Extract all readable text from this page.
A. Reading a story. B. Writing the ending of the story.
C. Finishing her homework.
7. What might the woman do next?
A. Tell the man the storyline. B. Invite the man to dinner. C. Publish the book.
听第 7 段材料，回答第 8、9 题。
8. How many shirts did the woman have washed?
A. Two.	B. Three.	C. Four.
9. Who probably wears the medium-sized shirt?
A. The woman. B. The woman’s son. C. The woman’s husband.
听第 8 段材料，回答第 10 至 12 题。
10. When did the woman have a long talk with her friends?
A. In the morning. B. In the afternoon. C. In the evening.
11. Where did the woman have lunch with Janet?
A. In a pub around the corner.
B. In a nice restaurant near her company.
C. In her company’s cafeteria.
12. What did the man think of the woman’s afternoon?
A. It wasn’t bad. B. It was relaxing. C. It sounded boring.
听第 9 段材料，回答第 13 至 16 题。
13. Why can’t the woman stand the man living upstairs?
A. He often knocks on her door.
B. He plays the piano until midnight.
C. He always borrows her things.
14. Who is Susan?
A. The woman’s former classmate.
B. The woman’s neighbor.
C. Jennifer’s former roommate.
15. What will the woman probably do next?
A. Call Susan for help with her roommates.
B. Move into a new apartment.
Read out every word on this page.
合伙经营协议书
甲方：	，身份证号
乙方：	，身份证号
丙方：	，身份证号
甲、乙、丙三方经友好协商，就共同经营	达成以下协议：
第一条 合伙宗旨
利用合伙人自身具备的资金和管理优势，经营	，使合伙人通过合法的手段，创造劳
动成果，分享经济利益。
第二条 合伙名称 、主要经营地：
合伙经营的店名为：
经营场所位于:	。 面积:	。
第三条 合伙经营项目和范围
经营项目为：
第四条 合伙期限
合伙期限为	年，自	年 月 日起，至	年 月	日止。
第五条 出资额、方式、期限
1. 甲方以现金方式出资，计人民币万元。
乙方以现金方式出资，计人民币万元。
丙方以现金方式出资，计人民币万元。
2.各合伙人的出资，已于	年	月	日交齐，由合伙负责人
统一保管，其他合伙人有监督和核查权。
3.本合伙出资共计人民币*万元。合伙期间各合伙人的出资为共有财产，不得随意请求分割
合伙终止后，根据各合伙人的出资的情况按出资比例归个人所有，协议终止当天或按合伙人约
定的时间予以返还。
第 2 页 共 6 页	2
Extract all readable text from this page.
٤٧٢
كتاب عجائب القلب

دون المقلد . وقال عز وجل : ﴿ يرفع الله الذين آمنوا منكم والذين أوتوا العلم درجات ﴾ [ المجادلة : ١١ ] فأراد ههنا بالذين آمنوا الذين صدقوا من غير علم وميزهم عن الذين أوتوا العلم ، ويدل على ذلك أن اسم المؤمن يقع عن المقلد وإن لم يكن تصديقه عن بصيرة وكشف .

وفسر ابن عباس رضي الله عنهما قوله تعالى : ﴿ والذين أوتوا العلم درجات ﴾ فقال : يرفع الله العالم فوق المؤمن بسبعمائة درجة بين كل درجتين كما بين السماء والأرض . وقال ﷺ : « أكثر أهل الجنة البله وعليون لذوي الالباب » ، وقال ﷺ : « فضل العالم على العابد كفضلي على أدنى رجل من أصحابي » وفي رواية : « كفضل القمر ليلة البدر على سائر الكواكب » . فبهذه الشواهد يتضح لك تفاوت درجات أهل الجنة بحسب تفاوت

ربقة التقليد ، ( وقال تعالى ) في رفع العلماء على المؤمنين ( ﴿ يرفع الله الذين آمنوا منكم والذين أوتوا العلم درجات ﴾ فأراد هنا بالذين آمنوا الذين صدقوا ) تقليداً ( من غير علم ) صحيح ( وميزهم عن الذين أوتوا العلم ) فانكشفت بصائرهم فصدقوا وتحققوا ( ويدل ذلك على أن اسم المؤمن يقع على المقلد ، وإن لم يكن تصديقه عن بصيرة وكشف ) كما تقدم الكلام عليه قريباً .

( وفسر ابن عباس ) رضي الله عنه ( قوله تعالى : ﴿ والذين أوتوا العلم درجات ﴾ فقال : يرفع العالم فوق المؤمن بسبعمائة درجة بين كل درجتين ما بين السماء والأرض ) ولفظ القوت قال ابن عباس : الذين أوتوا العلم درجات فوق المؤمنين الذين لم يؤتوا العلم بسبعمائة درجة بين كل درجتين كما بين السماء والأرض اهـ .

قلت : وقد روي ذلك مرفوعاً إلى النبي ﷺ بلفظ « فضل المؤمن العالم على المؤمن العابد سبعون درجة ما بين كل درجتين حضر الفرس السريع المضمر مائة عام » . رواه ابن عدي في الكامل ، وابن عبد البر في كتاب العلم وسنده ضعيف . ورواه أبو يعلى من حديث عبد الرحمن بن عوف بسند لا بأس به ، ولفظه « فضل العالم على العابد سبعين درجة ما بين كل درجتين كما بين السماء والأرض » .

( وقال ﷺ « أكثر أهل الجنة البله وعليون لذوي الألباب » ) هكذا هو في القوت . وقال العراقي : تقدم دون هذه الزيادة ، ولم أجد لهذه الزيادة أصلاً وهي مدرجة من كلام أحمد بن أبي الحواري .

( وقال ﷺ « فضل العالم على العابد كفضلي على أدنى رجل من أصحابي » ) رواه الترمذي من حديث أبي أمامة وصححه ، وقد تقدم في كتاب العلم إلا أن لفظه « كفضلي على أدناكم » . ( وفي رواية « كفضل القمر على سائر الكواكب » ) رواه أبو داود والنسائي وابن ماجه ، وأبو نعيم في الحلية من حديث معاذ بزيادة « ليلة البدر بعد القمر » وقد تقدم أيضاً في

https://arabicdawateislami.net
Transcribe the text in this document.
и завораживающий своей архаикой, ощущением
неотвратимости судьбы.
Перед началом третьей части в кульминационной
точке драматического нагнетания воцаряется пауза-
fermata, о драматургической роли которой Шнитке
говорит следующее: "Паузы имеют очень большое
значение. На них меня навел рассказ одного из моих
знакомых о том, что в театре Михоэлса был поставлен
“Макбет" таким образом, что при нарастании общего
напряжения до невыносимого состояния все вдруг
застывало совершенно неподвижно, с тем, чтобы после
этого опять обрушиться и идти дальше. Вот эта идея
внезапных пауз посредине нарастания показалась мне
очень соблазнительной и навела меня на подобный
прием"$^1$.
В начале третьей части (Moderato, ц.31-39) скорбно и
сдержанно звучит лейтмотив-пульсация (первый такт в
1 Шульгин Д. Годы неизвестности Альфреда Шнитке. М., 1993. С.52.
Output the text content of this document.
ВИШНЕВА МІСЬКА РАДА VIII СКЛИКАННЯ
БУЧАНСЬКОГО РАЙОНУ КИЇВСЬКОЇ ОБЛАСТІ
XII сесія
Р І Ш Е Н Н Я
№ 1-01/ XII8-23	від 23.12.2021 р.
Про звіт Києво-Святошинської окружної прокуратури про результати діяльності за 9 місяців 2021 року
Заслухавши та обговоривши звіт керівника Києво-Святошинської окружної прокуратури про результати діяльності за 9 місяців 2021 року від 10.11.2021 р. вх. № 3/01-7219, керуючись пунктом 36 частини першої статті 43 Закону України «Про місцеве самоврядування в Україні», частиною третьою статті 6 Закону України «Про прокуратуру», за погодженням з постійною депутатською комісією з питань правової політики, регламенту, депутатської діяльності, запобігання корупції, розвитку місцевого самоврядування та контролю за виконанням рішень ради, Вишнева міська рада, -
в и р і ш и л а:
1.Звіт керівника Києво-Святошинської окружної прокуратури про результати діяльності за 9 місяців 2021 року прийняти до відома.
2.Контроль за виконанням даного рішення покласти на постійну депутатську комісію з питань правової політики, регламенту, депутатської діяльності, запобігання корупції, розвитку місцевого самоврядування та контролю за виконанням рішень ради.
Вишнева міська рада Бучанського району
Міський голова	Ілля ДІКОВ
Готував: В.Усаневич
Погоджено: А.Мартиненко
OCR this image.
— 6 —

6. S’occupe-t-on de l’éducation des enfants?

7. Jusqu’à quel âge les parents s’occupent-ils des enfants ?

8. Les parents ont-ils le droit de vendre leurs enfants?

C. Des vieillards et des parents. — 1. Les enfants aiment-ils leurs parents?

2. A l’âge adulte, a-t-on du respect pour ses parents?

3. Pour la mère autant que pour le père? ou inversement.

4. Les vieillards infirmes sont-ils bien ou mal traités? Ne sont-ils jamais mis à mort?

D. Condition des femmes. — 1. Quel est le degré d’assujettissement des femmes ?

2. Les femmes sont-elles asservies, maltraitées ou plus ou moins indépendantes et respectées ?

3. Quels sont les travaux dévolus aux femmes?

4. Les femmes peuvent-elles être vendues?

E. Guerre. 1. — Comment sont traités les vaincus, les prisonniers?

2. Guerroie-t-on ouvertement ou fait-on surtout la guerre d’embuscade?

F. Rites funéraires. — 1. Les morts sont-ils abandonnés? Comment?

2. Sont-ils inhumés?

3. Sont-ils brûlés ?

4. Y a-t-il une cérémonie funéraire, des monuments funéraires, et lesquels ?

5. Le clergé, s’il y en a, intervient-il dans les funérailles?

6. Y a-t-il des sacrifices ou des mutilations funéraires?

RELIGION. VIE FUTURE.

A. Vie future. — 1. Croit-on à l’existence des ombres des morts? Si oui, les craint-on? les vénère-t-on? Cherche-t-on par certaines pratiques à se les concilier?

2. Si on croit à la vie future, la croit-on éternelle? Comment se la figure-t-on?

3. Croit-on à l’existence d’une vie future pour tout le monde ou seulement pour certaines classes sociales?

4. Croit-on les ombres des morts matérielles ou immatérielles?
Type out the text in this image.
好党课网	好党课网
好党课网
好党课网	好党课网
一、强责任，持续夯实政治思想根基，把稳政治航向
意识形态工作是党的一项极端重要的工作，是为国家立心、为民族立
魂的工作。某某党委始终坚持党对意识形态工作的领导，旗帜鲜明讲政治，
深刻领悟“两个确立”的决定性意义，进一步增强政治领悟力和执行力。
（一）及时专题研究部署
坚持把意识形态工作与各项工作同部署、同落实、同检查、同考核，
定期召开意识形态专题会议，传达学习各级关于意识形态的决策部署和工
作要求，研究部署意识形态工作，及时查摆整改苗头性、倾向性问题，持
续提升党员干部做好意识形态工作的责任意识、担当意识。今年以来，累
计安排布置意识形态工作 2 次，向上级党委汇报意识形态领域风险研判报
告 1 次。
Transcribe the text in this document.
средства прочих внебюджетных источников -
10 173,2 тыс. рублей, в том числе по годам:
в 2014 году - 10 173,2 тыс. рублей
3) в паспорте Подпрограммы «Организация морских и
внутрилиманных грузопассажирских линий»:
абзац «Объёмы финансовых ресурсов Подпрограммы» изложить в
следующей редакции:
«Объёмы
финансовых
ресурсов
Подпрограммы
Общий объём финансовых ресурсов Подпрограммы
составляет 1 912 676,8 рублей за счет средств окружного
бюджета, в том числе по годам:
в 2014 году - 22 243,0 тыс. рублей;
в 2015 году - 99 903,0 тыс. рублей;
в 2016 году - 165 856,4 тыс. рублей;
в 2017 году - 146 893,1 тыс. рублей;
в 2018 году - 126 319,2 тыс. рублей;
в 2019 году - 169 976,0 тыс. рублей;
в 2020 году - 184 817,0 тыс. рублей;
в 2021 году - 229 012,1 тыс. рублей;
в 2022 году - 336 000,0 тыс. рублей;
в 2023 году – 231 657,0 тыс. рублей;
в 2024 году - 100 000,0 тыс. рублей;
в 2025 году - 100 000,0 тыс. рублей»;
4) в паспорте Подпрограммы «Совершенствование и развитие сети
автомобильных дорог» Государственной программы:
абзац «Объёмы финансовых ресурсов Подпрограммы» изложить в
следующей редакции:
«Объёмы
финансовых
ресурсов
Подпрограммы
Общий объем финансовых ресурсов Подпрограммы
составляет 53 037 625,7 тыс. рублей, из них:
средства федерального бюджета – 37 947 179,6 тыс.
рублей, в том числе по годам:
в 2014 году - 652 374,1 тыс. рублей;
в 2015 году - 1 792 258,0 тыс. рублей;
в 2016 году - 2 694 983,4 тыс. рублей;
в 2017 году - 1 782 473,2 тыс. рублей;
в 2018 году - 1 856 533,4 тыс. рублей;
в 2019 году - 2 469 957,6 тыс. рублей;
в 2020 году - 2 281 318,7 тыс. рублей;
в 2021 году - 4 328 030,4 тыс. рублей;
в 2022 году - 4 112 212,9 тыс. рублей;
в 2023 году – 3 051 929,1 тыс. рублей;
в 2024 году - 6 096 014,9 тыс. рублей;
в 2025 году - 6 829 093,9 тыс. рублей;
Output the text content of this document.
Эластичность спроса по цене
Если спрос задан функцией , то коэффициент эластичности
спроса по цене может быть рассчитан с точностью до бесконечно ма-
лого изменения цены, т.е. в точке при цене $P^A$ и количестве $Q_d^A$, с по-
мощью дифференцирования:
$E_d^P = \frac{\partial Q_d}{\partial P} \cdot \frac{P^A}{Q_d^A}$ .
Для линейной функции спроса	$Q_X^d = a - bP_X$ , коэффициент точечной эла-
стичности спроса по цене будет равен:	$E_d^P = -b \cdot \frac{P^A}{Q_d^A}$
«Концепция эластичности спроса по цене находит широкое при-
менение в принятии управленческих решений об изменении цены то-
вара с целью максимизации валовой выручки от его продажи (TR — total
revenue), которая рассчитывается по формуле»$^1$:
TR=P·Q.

::::

→ **Goal**: Search the listing for the word "image" and return each line that holds it.

→ **Task answer**:
OCR this image.
Type out the text in this image.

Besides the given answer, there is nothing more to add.